** Begin **

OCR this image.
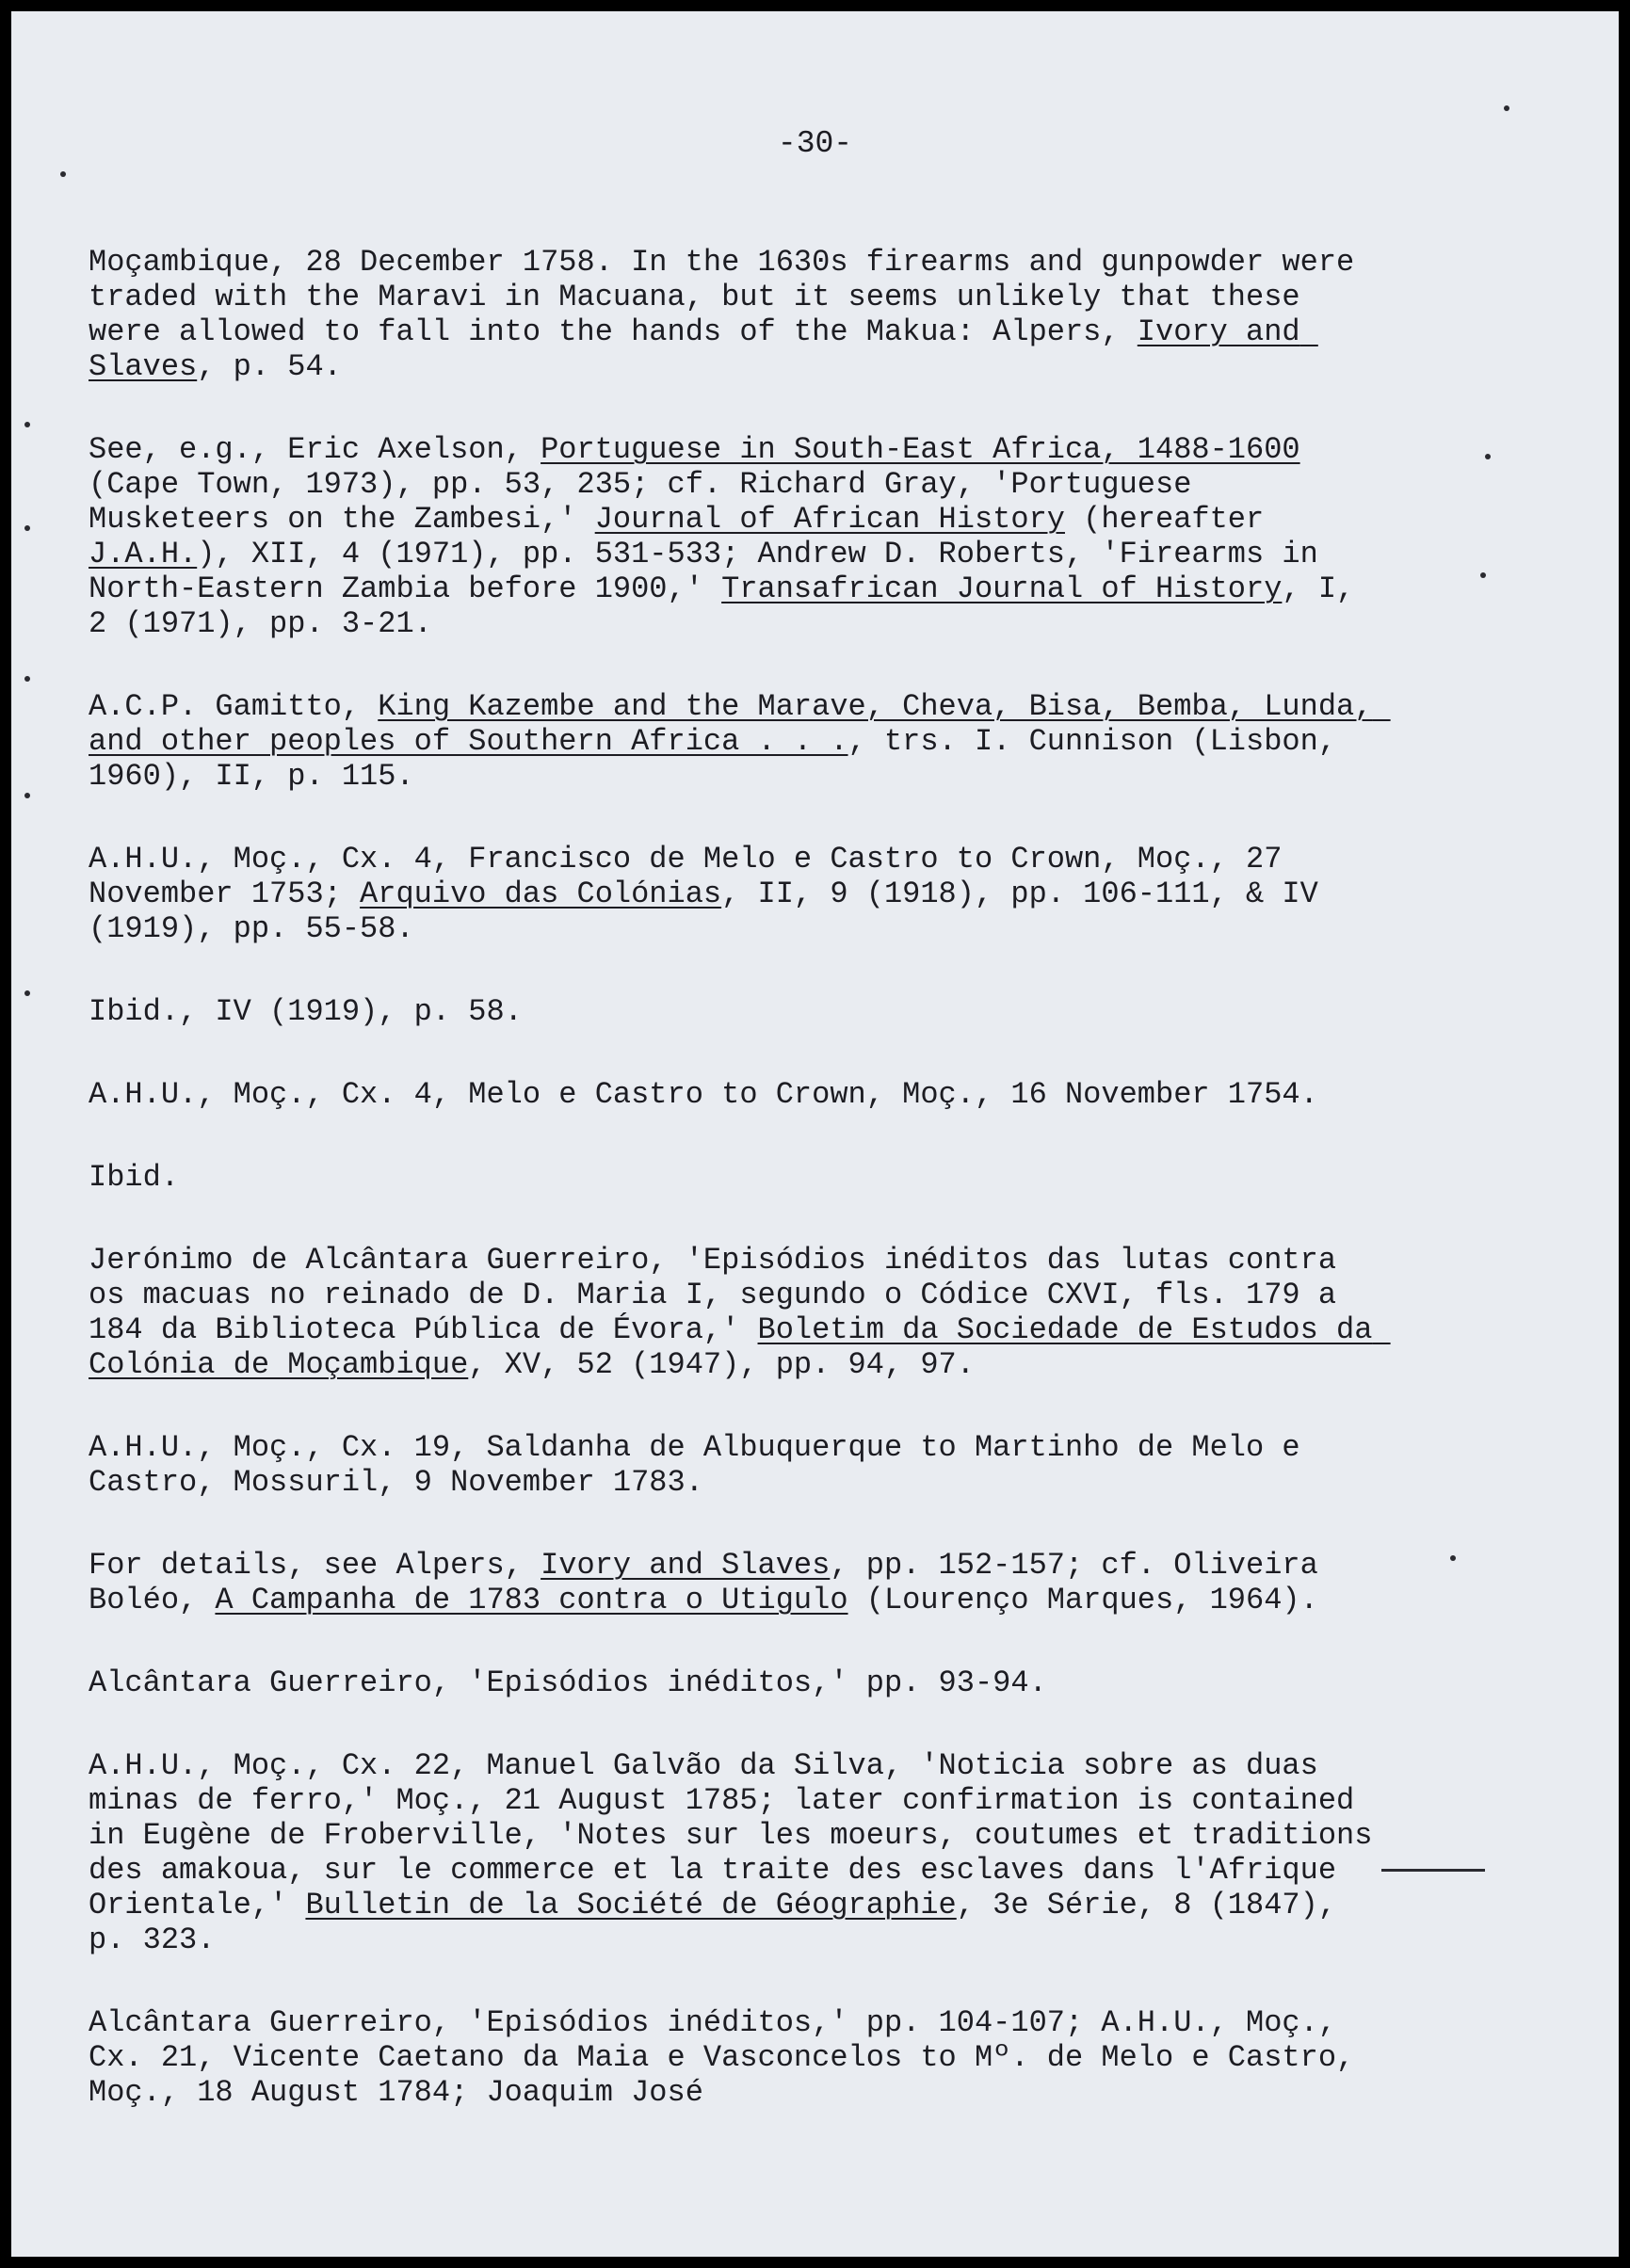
-30-
Moçambique, 28 December 1758. In the 1630s firearms and gunpowder were traded with the Maravi in Macuana, but it seems unlikely that these were allowed to fall into the hands of the Makua: Alpers, Ivory and Slaves, p. 54.
See, e.g., Eric Axelson, Portuguese in South-East Africa, 1488-1600 (Cape Town, 1973), pp. 53, 235; cf. Richard Gray, 'Portuguese Musketeers on the Zambesi,' Journal of African History (hereafter J.A.H.), XII, 4 (1971), pp. 531-533; Andrew D. Roberts, 'Firearms in North-Eastern Zambia before 1900,' Transafrican Journal of History, I, 2 (1971), pp. 3-21.
A.C.P. Gamitto, King Kazembe and the Marave, Cheva, Bisa, Bemba, Lunda, and other peoples of Southern Africa . . ., trs. I. Cunnison (Lisbon, 1960), II, p. 115.
A.H.U., Moç., Cx. 4, Francisco de Melo e Castro to Crown, Moç., 27 November 1753; Arquivo das Colónias, II, 9 (1918), pp. 106-111, & IV (1919), pp. 55-58.
Ibid., IV (1919), p. 58.
A.H.U., Moç., Cx. 4, Melo e Castro to Crown, Moç., 16 November 1754.
Ibid.
Jerónimo de Alcântara Guerreiro, 'Episódios inéditos das lutas contra os macuas no reinado de D. Maria I, segundo o Códice CXVI, fls. 179 a 184 da Biblioteca Pública de Évora,' Boletim da Sociedade de Estudos da Colónia de Moçambique, XV, 52 (1947), pp. 94, 97.
A.H.U., Moç., Cx. 19, Saldanha de Albuquerque to Martinho de Melo e Castro, Mossuril, 9 November 1783.
For details, see Alpers, Ivory and Slaves, pp. 152-157; cf. Oliveira Boléo, A Campanha de 1783 contra o Utigulo (Lourenço Marques, 1964).
Alcântara Guerreiro, 'Episódios inéditos,' pp. 93-94.
A.H.U., Moç., Cx. 22, Manuel Galvão da Silva, 'Noticia sobre as duas minas de ferro,' Moç., 21 August 1785; later confirmation is contained in Eugène de Froberville, 'Notes sur les moeurs, coutumes et traditions des amakoua, sur le commerce et la traite des esclaves dans l'Afrique Orientale,' Bulletin de la Société de Géographie, 3e Série, 8 (1847), p. 323.
Alcântara Guerreiro, 'Episódios inéditos,' pp. 104-107; A.H.U., Moç., Cx. 21, Vicente Caetano da Maia e Vasconcelos to Mº. de Melo e Castro, Moç., 18 August 1784; Joaquim José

** End **

▸ AIM:
Repeat each record exactly, with the pictures left out.

▸ TASK OUTPUT:
OCR this image.
-30-
Moçambique, 28 December 1758. In the 1630s firearms and gunpowder were traded with the Maravi in Macuana, but it seems unlikely that these were allowed to fall into the hands of the Makua: Alpers, Ivory and Slaves, p. 54.
See, e.g., Eric Axelson, Portuguese in South-East Africa, 1488-1600 (Cape Town, 1973), pp. 53, 235; cf. Richard Gray, 'Portuguese Musketeers on the Zambesi,' Journal of African History (hereafter J.A.H.), XII, 4 (1971), pp. 531-533; Andrew D. Roberts, 'Firearms in North-Eastern Zambia before 1900,' Transafrican Journal of History, I, 2 (1971), pp. 3-21.
A.C.P. Gamitto, King Kazembe and the Marave, Cheva, Bisa, Bemba, Lunda, and other peoples of Southern Africa . . ., trs. I. Cunnison (Lisbon, 1960), II, p. 115.
A.H.U., Moç., Cx. 4, Francisco de Melo e Castro to Crown, Moç., 27 November 1753; Arquivo das Colónias, II, 9 (1918), pp. 106-111, & IV (1919), pp. 55-58.
Ibid., IV (1919), p. 58.
A.H.U., Moç., Cx. 4, Melo e Castro to Crown, Moç., 16 November 1754.
Ibid.
Jerónimo de Alcântara Guerreiro, 'Episódios inéditos das lutas contra os macuas no reinado de D. Maria I, segundo o Códice CXVI, fls. 179 a 184 da Biblioteca Pública de Évora,' Boletim da Sociedade de Estudos da Colónia de Moçambique, XV, 52 (1947), pp. 94, 97.
A.H.U., Moç., Cx. 19, Saldanha de Albuquerque to Martinho de Melo e Castro, Mossuril, 9 November 1783.
For details, see Alpers, Ivory and Slaves, pp. 152-157; cf. Oliveira Boléo, A Campanha de 1783 contra o Utigulo (Lourenço Marques, 1964).
Alcântara Guerreiro, 'Episódios inéditos,' pp. 93-94.
A.H.U., Moç., Cx. 22, Manuel Galvão da Silva, 'Noticia sobre as duas minas de ferro,' Moç., 21 August 1785; later confirmation is contained in Eugène de Froberville, 'Notes sur les moeurs, coutumes et traditions des amakoua, sur le commerce et la traite des esclaves dans l'Afrique Orientale,' Bulletin de la Société de Géographie, 3e Série, 8 (1847), p. 323.
Alcântara Guerreiro, 'Episódios inéditos,' pp. 104-107; A.H.U., Moç., Cx. 21, Vicente Caetano da Maia e Vasconcelos to Mº. de Melo e Castro, Moç., 18 August 1784; Joaquim José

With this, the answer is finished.